- Set task
Below are some records. Say how many of their lines include the string "andre", giving only the number.
======== The data
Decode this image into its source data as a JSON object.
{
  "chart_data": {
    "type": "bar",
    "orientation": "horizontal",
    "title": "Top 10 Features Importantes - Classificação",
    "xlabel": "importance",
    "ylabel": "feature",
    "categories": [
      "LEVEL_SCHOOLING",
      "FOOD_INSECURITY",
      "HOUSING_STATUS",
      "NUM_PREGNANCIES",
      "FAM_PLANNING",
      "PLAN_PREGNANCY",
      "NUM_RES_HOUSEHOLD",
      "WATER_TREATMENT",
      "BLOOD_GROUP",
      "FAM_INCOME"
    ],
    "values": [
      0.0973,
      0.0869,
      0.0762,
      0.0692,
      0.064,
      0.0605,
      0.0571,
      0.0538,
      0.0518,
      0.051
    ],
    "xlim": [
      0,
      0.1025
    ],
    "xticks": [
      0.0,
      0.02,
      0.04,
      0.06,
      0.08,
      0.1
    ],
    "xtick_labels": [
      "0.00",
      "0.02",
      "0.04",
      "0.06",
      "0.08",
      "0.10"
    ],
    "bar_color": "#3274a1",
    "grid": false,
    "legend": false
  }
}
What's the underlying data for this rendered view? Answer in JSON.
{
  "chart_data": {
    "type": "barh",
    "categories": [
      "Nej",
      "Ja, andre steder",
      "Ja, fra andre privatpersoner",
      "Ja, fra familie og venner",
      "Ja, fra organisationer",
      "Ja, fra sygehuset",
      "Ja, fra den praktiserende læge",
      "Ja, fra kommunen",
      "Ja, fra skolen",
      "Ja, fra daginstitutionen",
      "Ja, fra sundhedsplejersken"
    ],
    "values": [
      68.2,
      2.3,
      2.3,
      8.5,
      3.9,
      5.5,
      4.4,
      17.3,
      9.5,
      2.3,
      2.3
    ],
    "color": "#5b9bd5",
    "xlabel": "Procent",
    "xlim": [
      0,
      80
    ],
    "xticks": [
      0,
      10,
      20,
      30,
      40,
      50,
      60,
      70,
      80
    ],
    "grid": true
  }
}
================
- Exercise solution
2